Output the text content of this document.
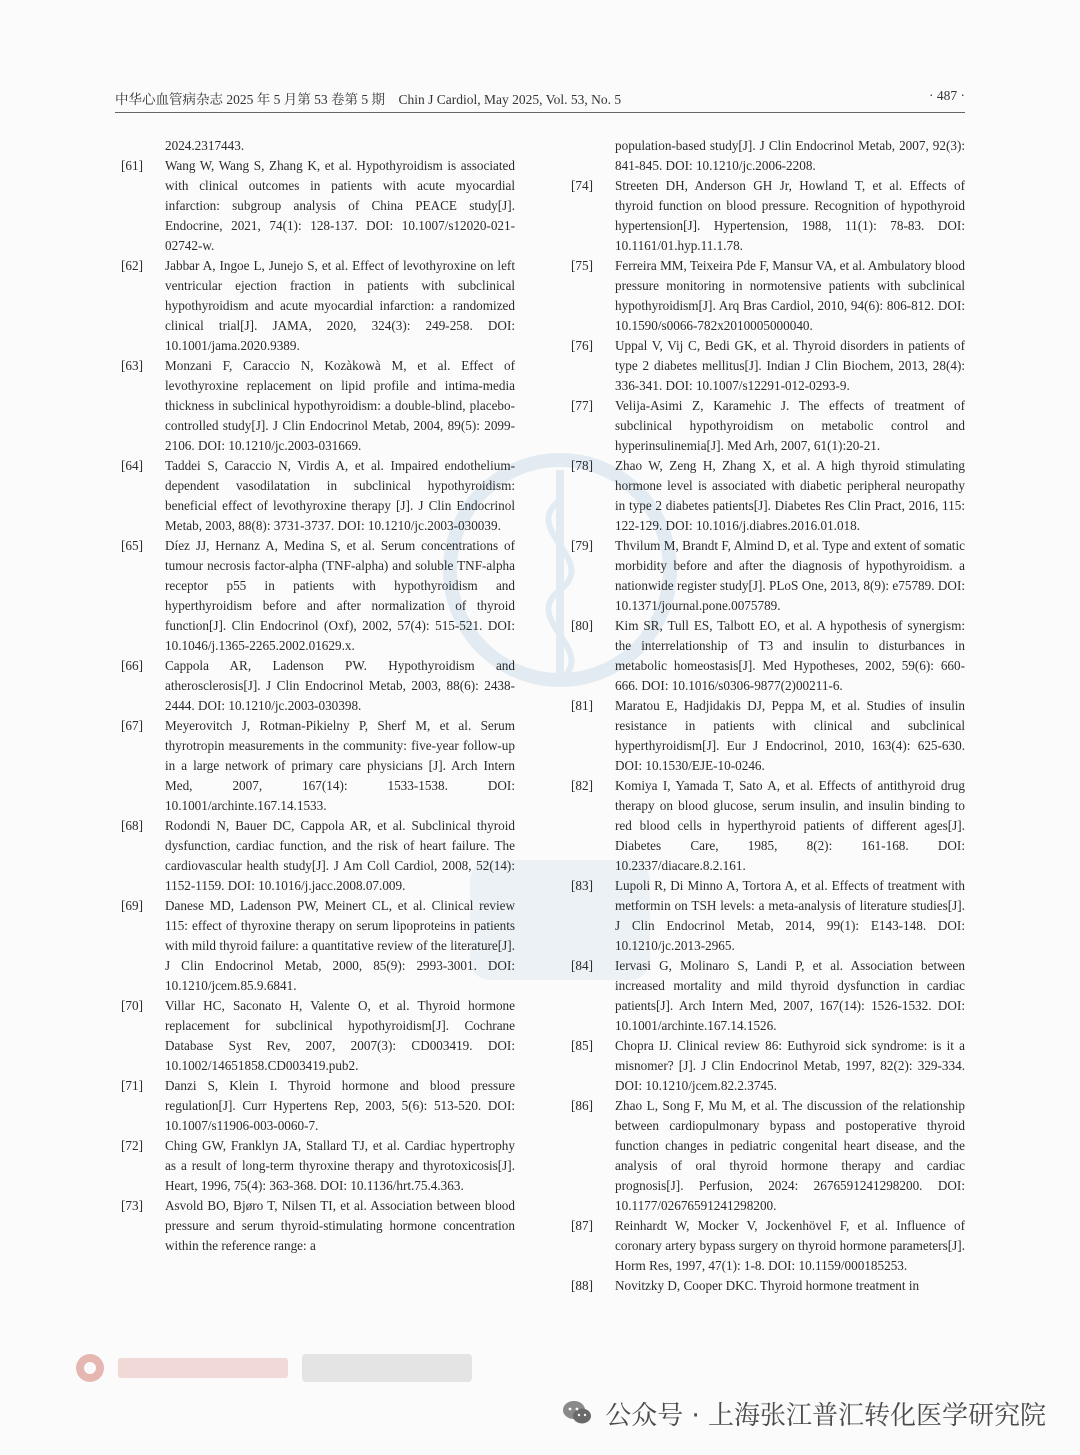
中华心血管病杂志 2025 年 5 月第 53 卷第 5 期　Chin J Cardiol, May 2025, Vol. 53, No. 5	· 487 ·
2024.2317443.
[61] Wang W, Wang S, Zhang K, et al. Hypothyroidism is associated with clinical outcomes in patients with acute myocardial infarction: subgroup analysis of China PEACE study[J]. Endocrine, 2021, 74(1): 128-137. DOI: 10.1007/s12020-021-02742-w.
[62] Jabbar A, Ingoe L, Junejo S, et al. Effect of levothyroxine on left ventricular ejection fraction in patients with subclinical hypothyroidism and acute myocardial infarction: a randomized clinical trial[J]. JAMA, 2020, 324(3): 249-258. DOI: 10.1001/jama.2020.9389.
[63] Monzani F, Caraccio N, Kozàkowà M, et al. Effect of levothyroxine replacement on lipid profile and intima-media thickness in subclinical hypothyroidism: a double-blind, placebo-controlled study[J]. J Clin Endocrinol Metab, 2004, 89(5): 2099-2106. DOI: 10.1210/jc.2003-031669.
[64] Taddei S, Caraccio N, Virdis A, et al. Impaired endothelium-dependent vasodilatation in subclinical hypothyroidism: beneficial effect of levothyroxine therapy [J]. J Clin Endocrinol Metab, 2003, 88(8): 3731-3737. DOI: 10.1210/jc.2003-030039.
[65] Díez JJ, Hernanz A, Medina S, et al. Serum concentrations of tumour necrosis factor-alpha (TNF-alpha) and soluble TNF-alpha receptor p55 in patients with hypothyroidism and hyperthyroidism before and after normalization of thyroid function[J]. Clin Endocrinol (Oxf), 2002, 57(4): 515-521. DOI: 10.1046/j.1365-2265.2002.01629.x.
[66] Cappola AR, Ladenson PW. Hypothyroidism and atherosclerosis[J]. J Clin Endocrinol Metab, 2003, 88(6): 2438-2444. DOI: 10.1210/jc.2003-030398.
[67] Meyerovitch J, Rotman-Pikielny P, Sherf M, et al. Serum thyrotropin measurements in the community: five-year follow-up in a large network of primary care physicians [J]. Arch Intern Med, 2007, 167(14): 1533-1538. DOI: 10.1001/archinte.167.14.1533.
[68] Rodondi N, Bauer DC, Cappola AR, et al. Subclinical thyroid dysfunction, cardiac function, and the risk of heart failure. The cardiovascular health study[J]. J Am Coll Cardiol, 2008, 52(14): 1152-1159. DOI: 10.1016/j.jacc.2008.07.009.
[69] Danese MD, Ladenson PW, Meinert CL, et al. Clinical review 115: effect of thyroxine therapy on serum lipoproteins in patients with mild thyroid failure: a quantitative review of the literature[J]. J Clin Endocrinol Metab, 2000, 85(9): 2993-3001. DOI: 10.1210/jcem.85.9.6841.
[70] Villar HC, Saconato H, Valente O, et al. Thyroid hormone replacement for subclinical hypothyroidism[J]. Cochrane Database Syst Rev, 2007, 2007(3): CD003419. DOI: 10.1002/14651858.CD003419.pub2.
[71] Danzi S, Klein I. Thyroid hormone and blood pressure regulation[J]. Curr Hypertens Rep, 2003, 5(6): 513-520. DOI: 10.1007/s11906-003-0060-7.
[72] Ching GW, Franklyn JA, Stallard TJ, et al. Cardiac hypertrophy as a result of long-term thyroxine therapy and thyrotoxicosis[J]. Heart, 1996, 75(4): 363-368. DOI: 10.1136/hrt.75.4.363.
[73] Asvold BO, Bjøro T, Nilsen TI, et al. Association between blood pressure and serum thyroid-stimulating hormone concentration within the reference range: a
population-based study[J]. J Clin Endocrinol Metab, 2007, 92(3): 841-845. DOI: 10.1210/jc.2006-2208.
[74] Streeten DH, Anderson GH Jr, Howland T, et al. Effects of thyroid function on blood pressure. Recognition of hypothyroid hypertension[J]. Hypertension, 1988, 11(1): 78-83. DOI: 10.1161/01.hyp.11.1.78.
[75] Ferreira MM, Teixeira Pde F, Mansur VA, et al. Ambulatory blood pressure monitoring in normotensive patients with subclinical hypothyroidism[J]. Arq Bras Cardiol, 2010, 94(6): 806-812. DOI: 10.1590/s0066-782x2010005000040.
[76] Uppal V, Vij C, Bedi GK, et al. Thyroid disorders in patients of type 2 diabetes mellitus[J]. Indian J Clin Biochem, 2013, 28(4): 336-341. DOI: 10.1007/s12291-012-0293-9.
[77] Velija-Asimi Z, Karamehic J. The effects of treatment of subclinical hypothyroidism on metabolic control and hyperinsulinemia[J]. Med Arh, 2007, 61(1):20-21.
[78] Zhao W, Zeng H, Zhang X, et al. A high thyroid stimulating hormone level is associated with diabetic peripheral neuropathy in type 2 diabetes patients[J]. Diabetes Res Clin Pract, 2016, 115: 122-129. DOI: 10.1016/j.diabres.2016.01.018.
[79] Thvilum M, Brandt F, Almind D, et al. Type and extent of somatic morbidity before and after the diagnosis of hypothyroidism. a nationwide register study[J]. PLoS One, 2013, 8(9): e75789. DOI: 10.1371/journal.pone.0075789.
[80] Kim SR, Tull ES, Talbott EO, et al. A hypothesis of synergism: the interrelationship of T3 and insulin to disturbances in metabolic homeostasis[J]. Med Hypotheses, 2002, 59(6): 660-666. DOI: 10.1016/s0306-9877(2)00211-6.
[81] Maratou E, Hadjidakis DJ, Peppa M, et al. Studies of insulin resistance in patients with clinical and subclinical hyperthyroidism[J]. Eur J Endocrinol, 2010, 163(4): 625-630. DOI: 10.1530/EJE-10-0246.
[82] Komiya I, Yamada T, Sato A, et al. Effects of antithyroid drug therapy on blood glucose, serum insulin, and insulin binding to red blood cells in hyperthyroid patients of different ages[J]. Diabetes Care, 1985, 8(2): 161-168. DOI: 10.2337/diacare.8.2.161.
[83] Lupoli R, Di Minno A, Tortora A, et al. Effects of treatment with metformin on TSH levels: a meta-analysis of literature studies[J]. J Clin Endocrinol Metab, 2014, 99(1): E143-148. DOI: 10.1210/jc.2013-2965.
[84] Iervasi G, Molinaro S, Landi P, et al. Association between increased mortality and mild thyroid dysfunction in cardiac patients[J]. Arch Intern Med, 2007, 167(14): 1526-1532. DOI: 10.1001/archinte.167.14.1526.
[85] Chopra IJ. Clinical review 86: Euthyroid sick syndrome: is it a misnomer? [J]. J Clin Endocrinol Metab, 1997, 82(2): 329-334. DOI: 10.1210/jcem.82.2.3745.
[86] Zhao L, Song F, Mu M, et al. The discussion of the relationship between cardiopulmonary bypass and postoperative thyroid function changes in pediatric congenital heart disease, and the analysis of oral thyroid hormone therapy and cardiac prognosis[J]. Perfusion, 2024: 2676591241298200. DOI: 10.1177/02676591241298200.
[87] Reinhardt W, Mocker V, Jockenhövel F, et al. Influence of coronary artery bypass surgery on thyroid hormone parameters[J]. Horm Res, 1997, 47(1): 1-8. DOI: 10.1159/000185253.
[88] Novitzky D, Cooper DKC. Thyroid hormone treatment in
公众号 · 上海张江普汇转化医学研究院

──────────────────────────────

• Exercise instructions: Copy the listing above in full and exactly, but omit each picture that it holds.

• Task output:
Output the text content of this document.
中华心血管病杂志 2025 年 5 月第 53 卷第 5 期　Chin J Cardiol, May 2025, Vol. 53, No. 5	· 487 ·
2024.2317443.
[61] Wang W, Wang S, Zhang K, et al. Hypothyroidism is associated with clinical outcomes in patients with acute myocardial infarction: subgroup analysis of China PEACE study[J]. Endocrine, 2021, 74(1): 128-137. DOI: 10.1007/s12020-021-02742-w.
[62] Jabbar A, Ingoe L, Junejo S, et al. Effect of levothyroxine on left ventricular ejection fraction in patients with subclinical hypothyroidism and acute myocardial infarction: a randomized clinical trial[J]. JAMA, 2020, 324(3): 249-258. DOI: 10.1001/jama.2020.9389.
[63] Monzani F, Caraccio N, Kozàkowà M, et al. Effect of levothyroxine replacement on lipid profile and intima-media thickness in subclinical hypothyroidism: a double-blind, placebo-controlled study[J]. J Clin Endocrinol Metab, 2004, 89(5): 2099-2106. DOI: 10.1210/jc.2003-031669.
[64] Taddei S, Caraccio N, Virdis A, et al. Impaired endothelium-dependent vasodilatation in subclinical hypothyroidism: beneficial effect of levothyroxine therapy [J]. J Clin Endocrinol Metab, 2003, 88(8): 3731-3737. DOI: 10.1210/jc.2003-030039.
[65] Díez JJ, Hernanz A, Medina S, et al. Serum concentrations of tumour necrosis factor-alpha (TNF-alpha) and soluble TNF-alpha receptor p55 in patients with hypothyroidism and hyperthyroidism before and after normalization of thyroid function[J]. Clin Endocrinol (Oxf), 2002, 57(4): 515-521. DOI: 10.1046/j.1365-2265.2002.01629.x.
[66] Cappola AR, Ladenson PW. Hypothyroidism and atherosclerosis[J]. J Clin Endocrinol Metab, 2003, 88(6): 2438-2444. DOI: 10.1210/jc.2003-030398.
[67] Meyerovitch J, Rotman-Pikielny P, Sherf M, et al. Serum thyrotropin measurements in the community: five-year follow-up in a large network of primary care physicians [J]. Arch Intern Med, 2007, 167(14): 1533-1538. DOI: 10.1001/archinte.167.14.1533.
[68] Rodondi N, Bauer DC, Cappola AR, et al. Subclinical thyroid dysfunction, cardiac function, and the risk of heart failure. The cardiovascular health study[J]. J Am Coll Cardiol, 2008, 52(14): 1152-1159. DOI: 10.1016/j.jacc.2008.07.009.
[69] Danese MD, Ladenson PW, Meinert CL, et al. Clinical review 115: effect of thyroxine therapy on serum lipoproteins in patients with mild thyroid failure: a quantitative review of the literature[J]. J Clin Endocrinol Metab, 2000, 85(9): 2993-3001. DOI: 10.1210/jcem.85.9.6841.
[70] Villar HC, Saconato H, Valente O, et al. Thyroid hormone replacement for subclinical hypothyroidism[J]. Cochrane Database Syst Rev, 2007, 2007(3): CD003419. DOI: 10.1002/14651858.CD003419.pub2.
[71] Danzi S, Klein I. Thyroid hormone and blood pressure regulation[J]. Curr Hypertens Rep, 2003, 5(6): 513-520. DOI: 10.1007/s11906-003-0060-7.
[72] Ching GW, Franklyn JA, Stallard TJ, et al. Cardiac hypertrophy as a result of long-term thyroxine therapy and thyrotoxicosis[J]. Heart, 1996, 75(4): 363-368. DOI: 10.1136/hrt.75.4.363.
[73] Asvold BO, Bjøro T, Nilsen TI, et al. Association between blood pressure and serum thyroid-stimulating hormone concentration within the reference range: a
population-based study[J]. J Clin Endocrinol Metab, 2007, 92(3): 841-845. DOI: 10.1210/jc.2006-2208.
[74] Streeten DH, Anderson GH Jr, Howland T, et al. Effects of thyroid function on blood pressure. Recognition of hypothyroid hypertension[J]. Hypertension, 1988, 11(1): 78-83. DOI: 10.1161/01.hyp.11.1.78.
[75] Ferreira MM, Teixeira Pde F, Mansur VA, et al. Ambulatory blood pressure monitoring in normotensive patients with subclinical hypothyroidism[J]. Arq Bras Cardiol, 2010, 94(6): 806-812. DOI: 10.1590/s0066-782x2010005000040.
[76] Uppal V, Vij C, Bedi GK, et al. Thyroid disorders in patients of type 2 diabetes mellitus[J]. Indian J Clin Biochem, 2013, 28(4): 336-341. DOI: 10.1007/s12291-012-0293-9.
[77] Velija-Asimi Z, Karamehic J. The effects of treatment of subclinical hypothyroidism on metabolic control and hyperinsulinemia[J]. Med Arh, 2007, 61(1):20-21.
[78] Zhao W, Zeng H, Zhang X, et al. A high thyroid stimulating hormone level is associated with diabetic peripheral neuropathy in type 2 diabetes patients[J]. Diabetes Res Clin Pract, 2016, 115: 122-129. DOI: 10.1016/j.diabres.2016.01.018.
[79] Thvilum M, Brandt F, Almind D, et al. Type and extent of somatic morbidity before and after the diagnosis of hypothyroidism. a nationwide register study[J]. PLoS One, 2013, 8(9): e75789. DOI: 10.1371/journal.pone.0075789.
[80] Kim SR, Tull ES, Talbott EO, et al. A hypothesis of synergism: the interrelationship of T3 and insulin to disturbances in metabolic homeostasis[J]. Med Hypotheses, 2002, 59(6): 660-666. DOI: 10.1016/s0306-9877(2)00211-6.
[81] Maratou E, Hadjidakis DJ, Peppa M, et al. Studies of insulin resistance in patients with clinical and subclinical hyperthyroidism[J]. Eur J Endocrinol, 2010, 163(4): 625-630. DOI: 10.1530/EJE-10-0246.
[82] Komiya I, Yamada T, Sato A, et al. Effects of antithyroid drug therapy on blood glucose, serum insulin, and insulin binding to red blood cells in hyperthyroid patients of different ages[J]. Diabetes Care, 1985, 8(2): 161-168. DOI: 10.2337/diacare.8.2.161.
[83] Lupoli R, Di Minno A, Tortora A, et al. Effects of treatment with metformin on TSH levels: a meta-analysis of literature studies[J]. J Clin Endocrinol Metab, 2014, 99(1): E143-148. DOI: 10.1210/jc.2013-2965.
[84] Iervasi G, Molinaro S, Landi P, et al. Association between increased mortality and mild thyroid dysfunction in cardiac patients[J]. Arch Intern Med, 2007, 167(14): 1526-1532. DOI: 10.1001/archinte.167.14.1526.
[85] Chopra IJ. Clinical review 86: Euthyroid sick syndrome: is it a misnomer? [J]. J Clin Endocrinol Metab, 1997, 82(2): 329-334. DOI: 10.1210/jcem.82.2.3745.
[86] Zhao L, Song F, Mu M, et al. The discussion of the relationship between cardiopulmonary bypass and postoperative thyroid function changes in pediatric congenital heart disease, and the analysis of oral thyroid hormone therapy and cardiac prognosis[J]. Perfusion, 2024: 2676591241298200. DOI: 10.1177/02676591241298200.
[87] Reinhardt W, Mocker V, Jockenhövel F, et al. Influence of coronary artery bypass surgery on thyroid hormone parameters[J]. Horm Res, 1997, 47(1): 1-8. DOI: 10.1159/000185253.
[88] Novitzky D, Cooper DKC. Thyroid hormone treatment in
公众号 · 上海张江普汇转化医学研究院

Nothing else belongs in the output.